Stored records

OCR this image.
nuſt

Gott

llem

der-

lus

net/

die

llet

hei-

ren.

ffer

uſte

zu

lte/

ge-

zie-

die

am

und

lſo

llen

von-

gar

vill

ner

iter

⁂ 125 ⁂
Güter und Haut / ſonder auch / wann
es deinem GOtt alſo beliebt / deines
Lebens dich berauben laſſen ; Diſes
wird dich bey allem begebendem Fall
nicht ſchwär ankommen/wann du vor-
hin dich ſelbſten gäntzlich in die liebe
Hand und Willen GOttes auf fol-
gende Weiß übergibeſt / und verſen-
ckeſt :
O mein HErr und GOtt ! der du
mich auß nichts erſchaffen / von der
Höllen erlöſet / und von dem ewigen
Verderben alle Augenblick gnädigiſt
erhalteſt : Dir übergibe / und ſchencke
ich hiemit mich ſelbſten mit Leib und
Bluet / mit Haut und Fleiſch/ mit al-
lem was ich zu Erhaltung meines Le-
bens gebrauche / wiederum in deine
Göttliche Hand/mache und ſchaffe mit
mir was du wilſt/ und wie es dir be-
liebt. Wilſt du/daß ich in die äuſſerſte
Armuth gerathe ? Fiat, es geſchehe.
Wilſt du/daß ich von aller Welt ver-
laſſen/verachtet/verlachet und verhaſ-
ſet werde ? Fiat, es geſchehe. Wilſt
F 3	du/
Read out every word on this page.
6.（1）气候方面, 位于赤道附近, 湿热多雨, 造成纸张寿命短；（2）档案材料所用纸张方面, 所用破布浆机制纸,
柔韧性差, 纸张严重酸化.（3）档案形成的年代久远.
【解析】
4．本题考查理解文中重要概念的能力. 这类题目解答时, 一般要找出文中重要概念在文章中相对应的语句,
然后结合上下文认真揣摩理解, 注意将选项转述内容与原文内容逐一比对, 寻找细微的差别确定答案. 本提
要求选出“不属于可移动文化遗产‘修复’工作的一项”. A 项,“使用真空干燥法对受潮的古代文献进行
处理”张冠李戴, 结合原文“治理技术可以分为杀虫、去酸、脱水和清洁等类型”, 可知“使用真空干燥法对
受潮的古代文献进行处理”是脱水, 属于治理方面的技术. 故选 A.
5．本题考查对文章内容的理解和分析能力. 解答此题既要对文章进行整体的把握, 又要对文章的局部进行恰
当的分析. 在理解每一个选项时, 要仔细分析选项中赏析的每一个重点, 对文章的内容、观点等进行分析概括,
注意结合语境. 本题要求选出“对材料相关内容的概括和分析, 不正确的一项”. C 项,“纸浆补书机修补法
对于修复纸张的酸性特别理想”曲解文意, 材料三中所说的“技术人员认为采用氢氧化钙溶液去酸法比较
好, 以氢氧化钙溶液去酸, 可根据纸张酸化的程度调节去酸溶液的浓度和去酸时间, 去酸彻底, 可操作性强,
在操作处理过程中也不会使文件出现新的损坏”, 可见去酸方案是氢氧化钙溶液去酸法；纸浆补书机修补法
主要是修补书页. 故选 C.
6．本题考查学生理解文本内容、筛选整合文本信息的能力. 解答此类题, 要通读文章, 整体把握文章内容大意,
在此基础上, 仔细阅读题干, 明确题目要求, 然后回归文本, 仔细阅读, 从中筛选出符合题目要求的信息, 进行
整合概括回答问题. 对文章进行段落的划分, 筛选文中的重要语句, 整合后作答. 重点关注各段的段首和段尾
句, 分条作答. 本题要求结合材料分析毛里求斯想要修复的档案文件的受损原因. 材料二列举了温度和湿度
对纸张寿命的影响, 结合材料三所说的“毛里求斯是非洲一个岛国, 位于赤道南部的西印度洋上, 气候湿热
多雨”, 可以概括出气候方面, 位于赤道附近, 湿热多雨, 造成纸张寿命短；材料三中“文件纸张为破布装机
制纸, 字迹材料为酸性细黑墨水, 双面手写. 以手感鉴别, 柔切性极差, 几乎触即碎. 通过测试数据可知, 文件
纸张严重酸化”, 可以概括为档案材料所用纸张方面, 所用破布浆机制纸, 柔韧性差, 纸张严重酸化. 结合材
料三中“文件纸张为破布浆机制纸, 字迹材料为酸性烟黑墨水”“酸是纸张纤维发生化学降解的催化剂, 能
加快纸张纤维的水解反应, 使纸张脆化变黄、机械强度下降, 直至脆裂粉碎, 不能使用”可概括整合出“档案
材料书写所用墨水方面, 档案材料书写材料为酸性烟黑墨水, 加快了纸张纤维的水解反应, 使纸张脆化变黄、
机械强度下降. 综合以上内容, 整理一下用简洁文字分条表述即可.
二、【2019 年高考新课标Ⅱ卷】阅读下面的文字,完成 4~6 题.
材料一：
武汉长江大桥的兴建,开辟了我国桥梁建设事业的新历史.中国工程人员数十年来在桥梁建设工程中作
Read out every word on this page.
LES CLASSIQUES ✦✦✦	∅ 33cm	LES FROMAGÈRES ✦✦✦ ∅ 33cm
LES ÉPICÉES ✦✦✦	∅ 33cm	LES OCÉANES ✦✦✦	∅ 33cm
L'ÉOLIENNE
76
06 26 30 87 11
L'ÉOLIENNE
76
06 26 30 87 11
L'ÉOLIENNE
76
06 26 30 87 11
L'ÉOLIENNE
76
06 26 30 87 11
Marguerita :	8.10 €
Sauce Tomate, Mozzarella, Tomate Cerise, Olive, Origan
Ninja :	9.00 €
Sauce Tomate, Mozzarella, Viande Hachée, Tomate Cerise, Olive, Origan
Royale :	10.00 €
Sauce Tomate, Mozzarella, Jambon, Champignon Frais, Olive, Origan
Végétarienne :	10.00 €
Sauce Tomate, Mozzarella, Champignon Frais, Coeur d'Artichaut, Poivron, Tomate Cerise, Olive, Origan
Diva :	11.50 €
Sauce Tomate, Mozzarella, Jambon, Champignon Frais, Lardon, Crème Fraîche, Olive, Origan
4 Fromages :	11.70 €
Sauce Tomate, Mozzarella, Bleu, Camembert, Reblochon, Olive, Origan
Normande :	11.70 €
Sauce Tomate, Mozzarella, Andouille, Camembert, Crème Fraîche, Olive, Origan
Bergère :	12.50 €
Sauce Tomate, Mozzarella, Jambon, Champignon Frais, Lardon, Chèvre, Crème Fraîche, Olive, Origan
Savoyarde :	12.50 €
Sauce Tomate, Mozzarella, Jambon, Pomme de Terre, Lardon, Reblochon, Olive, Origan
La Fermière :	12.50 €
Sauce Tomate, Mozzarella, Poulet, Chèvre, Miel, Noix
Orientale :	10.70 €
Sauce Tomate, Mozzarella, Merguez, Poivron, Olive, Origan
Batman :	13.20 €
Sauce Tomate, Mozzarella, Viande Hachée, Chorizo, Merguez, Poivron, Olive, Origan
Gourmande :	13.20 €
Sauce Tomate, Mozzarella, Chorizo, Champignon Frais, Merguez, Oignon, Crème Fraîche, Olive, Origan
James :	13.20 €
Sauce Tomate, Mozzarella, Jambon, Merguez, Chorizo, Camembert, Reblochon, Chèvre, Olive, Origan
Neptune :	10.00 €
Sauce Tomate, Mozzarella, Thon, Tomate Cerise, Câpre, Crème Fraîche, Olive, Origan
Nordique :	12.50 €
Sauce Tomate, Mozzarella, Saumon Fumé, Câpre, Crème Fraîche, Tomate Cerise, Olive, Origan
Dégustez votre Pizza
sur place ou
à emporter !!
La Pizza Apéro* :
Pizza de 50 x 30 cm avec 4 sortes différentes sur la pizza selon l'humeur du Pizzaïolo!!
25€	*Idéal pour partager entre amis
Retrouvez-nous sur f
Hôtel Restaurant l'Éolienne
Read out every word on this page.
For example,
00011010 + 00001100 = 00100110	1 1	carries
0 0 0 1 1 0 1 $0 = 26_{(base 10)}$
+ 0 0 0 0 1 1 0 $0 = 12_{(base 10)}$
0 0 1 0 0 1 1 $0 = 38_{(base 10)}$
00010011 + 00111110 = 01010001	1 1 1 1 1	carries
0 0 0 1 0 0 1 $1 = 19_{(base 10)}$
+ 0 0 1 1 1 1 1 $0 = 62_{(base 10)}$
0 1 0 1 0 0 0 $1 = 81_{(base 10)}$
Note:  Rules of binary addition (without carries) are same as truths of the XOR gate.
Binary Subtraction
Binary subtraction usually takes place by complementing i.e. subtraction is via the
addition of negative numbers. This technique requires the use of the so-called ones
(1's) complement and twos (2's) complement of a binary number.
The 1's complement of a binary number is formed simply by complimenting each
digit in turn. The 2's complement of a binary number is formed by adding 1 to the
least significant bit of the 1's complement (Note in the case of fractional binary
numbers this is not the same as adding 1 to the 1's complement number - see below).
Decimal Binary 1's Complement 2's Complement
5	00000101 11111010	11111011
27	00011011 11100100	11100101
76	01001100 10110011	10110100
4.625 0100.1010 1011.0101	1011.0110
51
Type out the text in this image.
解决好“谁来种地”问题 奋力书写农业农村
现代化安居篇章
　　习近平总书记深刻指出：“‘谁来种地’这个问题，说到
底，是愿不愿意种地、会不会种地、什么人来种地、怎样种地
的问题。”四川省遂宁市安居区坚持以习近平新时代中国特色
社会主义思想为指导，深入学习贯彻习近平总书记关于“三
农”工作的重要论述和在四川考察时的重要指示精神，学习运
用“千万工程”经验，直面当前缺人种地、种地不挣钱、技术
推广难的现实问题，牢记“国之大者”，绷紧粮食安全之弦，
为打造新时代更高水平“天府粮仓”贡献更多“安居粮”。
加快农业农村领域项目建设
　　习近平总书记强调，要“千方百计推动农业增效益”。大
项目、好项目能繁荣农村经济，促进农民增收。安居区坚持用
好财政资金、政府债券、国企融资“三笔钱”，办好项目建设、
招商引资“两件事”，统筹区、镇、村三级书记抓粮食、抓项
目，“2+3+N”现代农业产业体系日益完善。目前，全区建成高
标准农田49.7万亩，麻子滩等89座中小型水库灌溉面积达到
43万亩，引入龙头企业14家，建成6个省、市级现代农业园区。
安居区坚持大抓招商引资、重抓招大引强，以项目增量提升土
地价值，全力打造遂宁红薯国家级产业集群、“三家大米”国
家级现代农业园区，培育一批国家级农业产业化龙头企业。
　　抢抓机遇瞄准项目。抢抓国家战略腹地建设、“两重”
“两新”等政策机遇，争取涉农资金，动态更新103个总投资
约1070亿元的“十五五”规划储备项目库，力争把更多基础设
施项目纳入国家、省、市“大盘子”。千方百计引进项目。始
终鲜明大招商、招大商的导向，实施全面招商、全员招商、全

* _Problem requirements_: Give the number of lines in the entries that include the string "所用破布浆机制纸", and nothing more.

* _The result_: 2